Work to complete →
Would you transcribe the whole listing exactly, minus its pictures?

Figure dataset records →
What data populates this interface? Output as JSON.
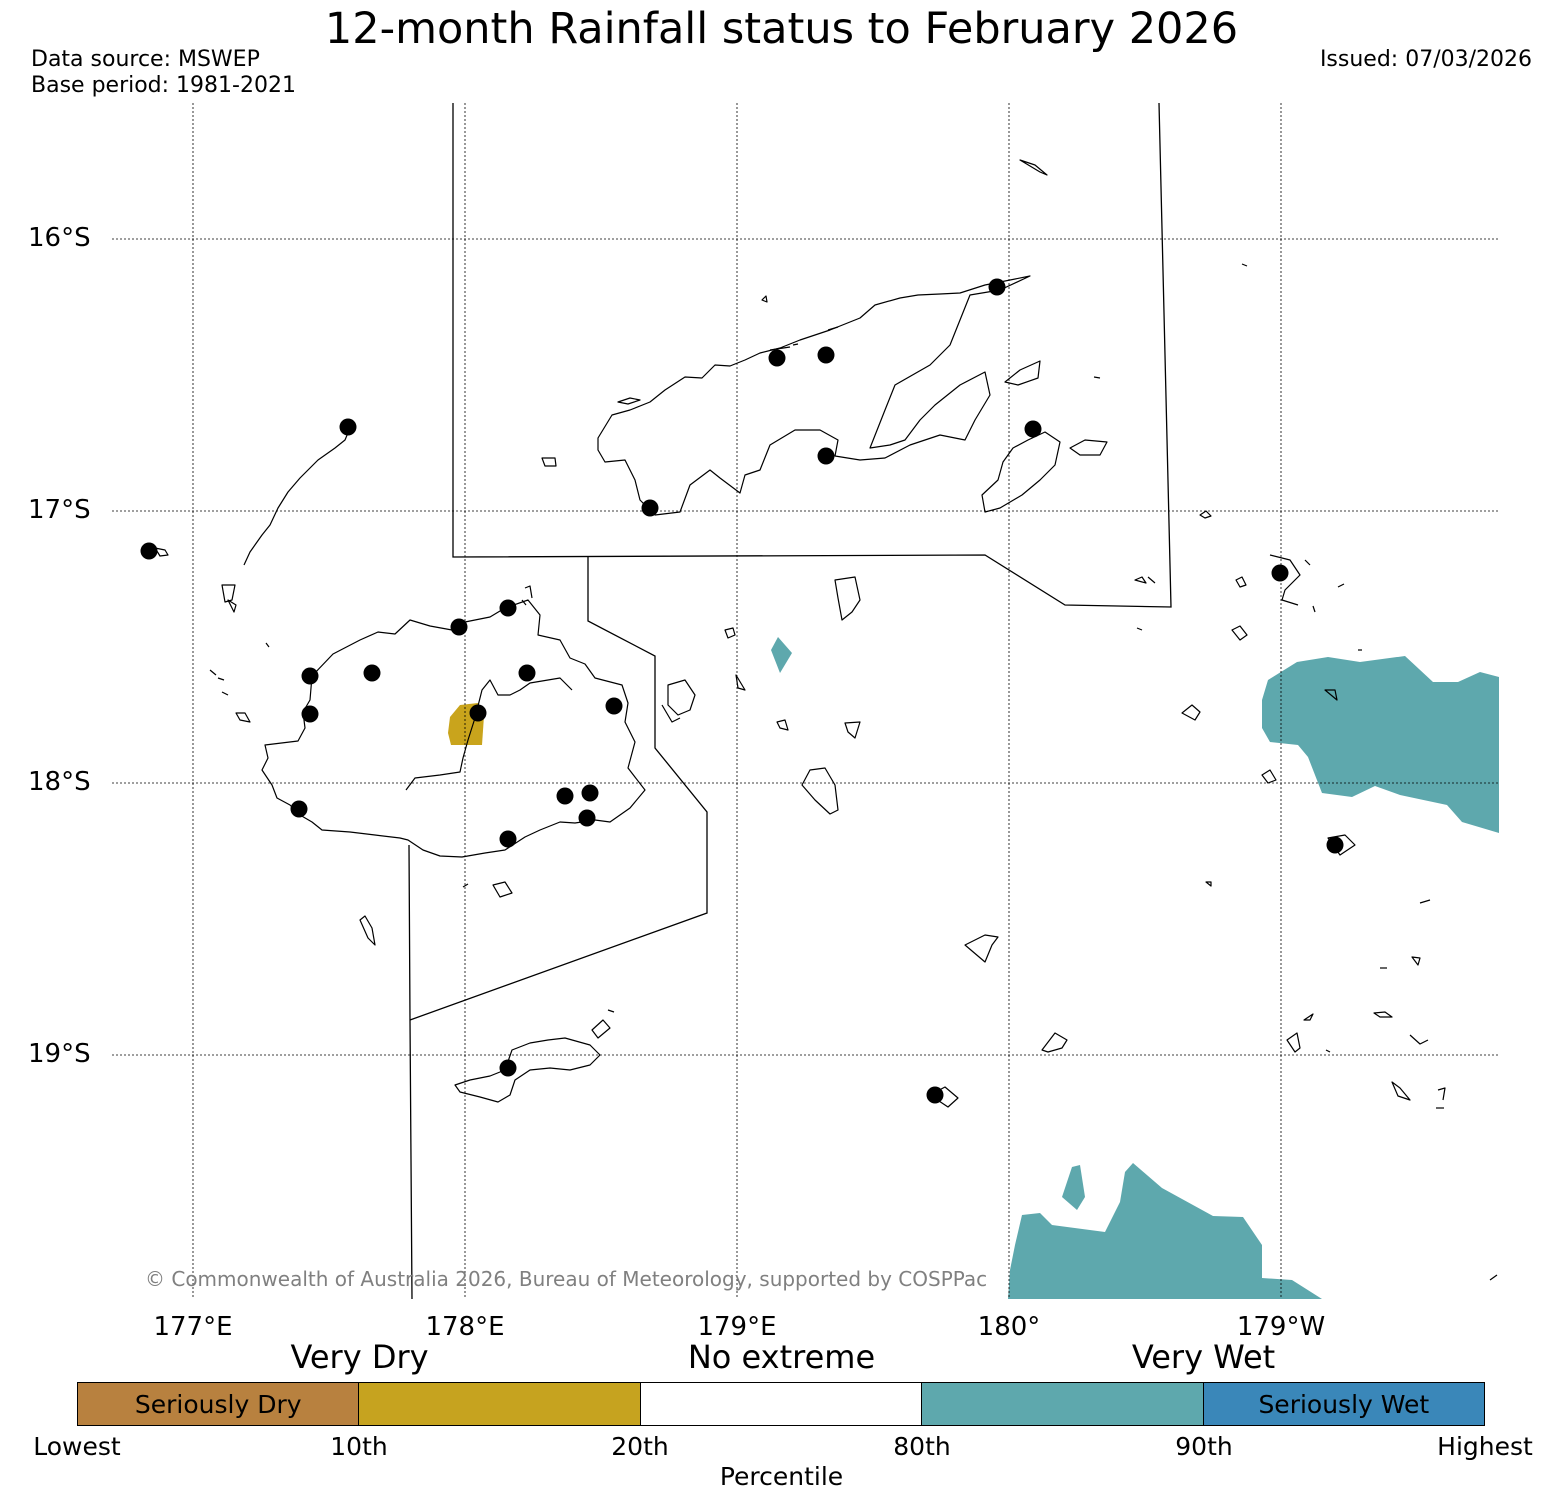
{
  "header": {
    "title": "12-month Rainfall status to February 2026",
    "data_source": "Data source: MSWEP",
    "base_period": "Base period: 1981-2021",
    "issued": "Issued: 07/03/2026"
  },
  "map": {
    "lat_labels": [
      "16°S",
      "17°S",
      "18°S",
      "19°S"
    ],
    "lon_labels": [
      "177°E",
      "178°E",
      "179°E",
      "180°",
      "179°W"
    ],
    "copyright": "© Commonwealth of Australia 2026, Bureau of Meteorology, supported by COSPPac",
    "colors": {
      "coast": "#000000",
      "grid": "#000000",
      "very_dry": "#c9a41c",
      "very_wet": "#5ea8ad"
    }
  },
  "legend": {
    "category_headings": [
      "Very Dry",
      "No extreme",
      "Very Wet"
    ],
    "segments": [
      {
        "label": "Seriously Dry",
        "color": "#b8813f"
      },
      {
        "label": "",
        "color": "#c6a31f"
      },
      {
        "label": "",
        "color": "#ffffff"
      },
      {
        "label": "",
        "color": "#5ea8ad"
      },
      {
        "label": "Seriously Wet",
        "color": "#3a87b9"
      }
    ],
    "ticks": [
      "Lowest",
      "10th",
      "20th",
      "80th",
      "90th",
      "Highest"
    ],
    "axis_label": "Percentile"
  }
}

The reply →
What data populates this interface? Output as JSON.
{
  "header": {
    "title": "12-month Rainfall status to February 2026",
    "data_source": "Data source: MSWEP",
    "base_period": "Base period: 1981-2021",
    "issued": "Issued: 07/03/2026"
  },
  "map": {
    "lat_labels": [
      "16°S",
      "17°S",
      "18°S",
      "19°S"
    ],
    "lon_labels": [
      "177°E",
      "178°E",
      "179°E",
      "180°",
      "179°W"
    ],
    "copyright": "© Commonwealth of Australia 2026, Bureau of Meteorology, supported by COSPPac",
    "colors": {
      "coast": "#000000",
      "grid": "#000000",
      "very_dry": "#c9a41c",
      "very_wet": "#5ea8ad"
    }
  },
  "legend": {
    "category_headings": [
      "Very Dry",
      "No extreme",
      "Very Wet"
    ],
    "segments": [
      {
        "label": "Seriously Dry",
        "color": "#b8813f"
      },
      {
        "label": "",
        "color": "#c6a31f"
      },
      {
        "label": "",
        "color": "#ffffff"
      },
      {
        "label": "",
        "color": "#5ea8ad"
      },
      {
        "label": "Seriously Wet",
        "color": "#3a87b9"
      }
    ],
    "ticks": [
      "Lowest",
      "10th",
      "20th",
      "80th",
      "90th",
      "Highest"
    ],
    "axis_label": "Percentile"
  }
}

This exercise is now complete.